Go through the records and extract every line with the word "expectativas".

>> begin

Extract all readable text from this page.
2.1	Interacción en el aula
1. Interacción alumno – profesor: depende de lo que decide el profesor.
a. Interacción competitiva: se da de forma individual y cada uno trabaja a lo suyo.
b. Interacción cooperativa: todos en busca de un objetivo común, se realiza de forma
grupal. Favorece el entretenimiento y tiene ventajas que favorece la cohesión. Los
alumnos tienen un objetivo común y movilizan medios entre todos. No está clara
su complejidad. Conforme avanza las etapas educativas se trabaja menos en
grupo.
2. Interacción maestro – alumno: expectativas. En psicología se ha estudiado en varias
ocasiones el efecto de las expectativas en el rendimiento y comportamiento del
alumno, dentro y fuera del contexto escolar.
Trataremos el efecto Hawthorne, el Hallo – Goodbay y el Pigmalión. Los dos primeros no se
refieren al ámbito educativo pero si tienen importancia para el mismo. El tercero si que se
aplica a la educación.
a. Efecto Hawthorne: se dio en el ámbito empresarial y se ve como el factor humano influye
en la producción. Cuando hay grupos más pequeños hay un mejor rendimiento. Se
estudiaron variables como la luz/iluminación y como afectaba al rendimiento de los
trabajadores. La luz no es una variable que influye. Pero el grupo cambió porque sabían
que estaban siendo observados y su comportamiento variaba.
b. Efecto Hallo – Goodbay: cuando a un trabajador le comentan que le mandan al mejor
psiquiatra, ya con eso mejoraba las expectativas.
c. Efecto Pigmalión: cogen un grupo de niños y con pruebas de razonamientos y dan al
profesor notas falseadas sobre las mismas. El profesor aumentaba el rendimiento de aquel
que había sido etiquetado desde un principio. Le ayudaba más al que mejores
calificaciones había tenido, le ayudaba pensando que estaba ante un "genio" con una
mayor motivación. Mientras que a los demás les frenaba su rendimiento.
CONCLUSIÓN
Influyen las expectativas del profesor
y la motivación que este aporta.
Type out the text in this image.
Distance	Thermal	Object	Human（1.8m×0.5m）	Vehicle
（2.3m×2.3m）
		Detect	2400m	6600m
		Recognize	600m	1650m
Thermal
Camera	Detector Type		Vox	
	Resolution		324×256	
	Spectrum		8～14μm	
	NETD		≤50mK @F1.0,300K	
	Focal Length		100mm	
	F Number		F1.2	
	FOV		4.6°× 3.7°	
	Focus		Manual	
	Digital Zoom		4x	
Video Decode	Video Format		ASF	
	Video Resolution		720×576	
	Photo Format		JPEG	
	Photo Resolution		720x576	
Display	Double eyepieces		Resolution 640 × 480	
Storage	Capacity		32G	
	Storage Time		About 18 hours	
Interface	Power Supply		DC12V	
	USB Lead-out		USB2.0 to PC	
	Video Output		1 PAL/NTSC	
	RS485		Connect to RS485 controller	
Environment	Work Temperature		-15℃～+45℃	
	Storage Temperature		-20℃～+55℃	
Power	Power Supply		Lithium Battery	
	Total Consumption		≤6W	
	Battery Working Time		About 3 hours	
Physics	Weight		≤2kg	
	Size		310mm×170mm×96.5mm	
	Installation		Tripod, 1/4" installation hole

>> end

FINISHED EXERCISE:
2. Interacción maestro – alumno: expectativas. En psicología se ha estudiado en varias
ocasiones el efecto de las expectativas en el rendimiento y comportamiento del
psiquiatra, ya con eso mejoraba las expectativas.
Influyen las expectativas del profesor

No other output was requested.